WORK TO DO -
Please repeat the part of the 1989 volleyball tournament text below that opens with the words containing "The 1989 NCAA" and closes with "in Honolulu, Hawaii.", and substitute "title match" for "championship match".

EXCERPT TO READ -
- Champions: Long Beach State (1st NCAA (3rd national) title)
- Runner-up: Nebraska (2nd title match)
- Semifinalists: UT Arlington (1st Final Four); UCLA (6th Final Four);
- Winning coach: Brian Gimmillaro (1st title)
- Final Four All-Tournament Team: Tara Cross (Long Beach State); Sheri Sanders (Long Beach State); Antoinette White (Long Beach State); Val Novak (Nebraska); Eileen Shannon (Nebraska); Chris Rudiger (UT Arlington);

= 1989 NCAA Division I women's volleyball tournament =

Volleyball competition

The 1989 NCAA Division I women's volleyball tournament began with 32 teams and ended on December 16, 1989, when Long Beach State defeated Nebraska 3 games to 0 in the NCAA championship match.

Led by AVCA co-National Player of the Year Tara Cross's 20 kills, Long Beach State defeated Nebraska 15-12, 15-0, 15-6 to win the school's first NCAA championship. Nebraska made the program's second championship match appearance.

The 1989 Final Four was held at the Neil S. Blaisdell Center in Honolulu, Hawaii.

GIVEN DATA -
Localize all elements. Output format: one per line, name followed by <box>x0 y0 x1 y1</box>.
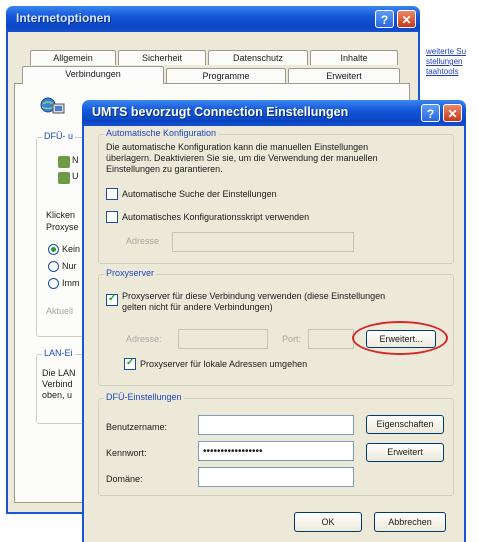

RESULT BELOW -
The 1989 NCAA Division I women's volleyball tournament began with 32 teams and ended on December 16, 1989, when Long Beach State defeated Nebraska 3 games to 0 in the NCAA title match.

Led by AVCA co-National Player of the Year Tara Cross's 20 kills, Long Beach State defeated Nebraska 15-12, 15-0, 15-6 to win the school's first NCAA championship. Nebraska made the program's second title match appearance.

The 1989 Final Four was held at the Neil S. Blaisdell Center in Honolulu, Hawaii.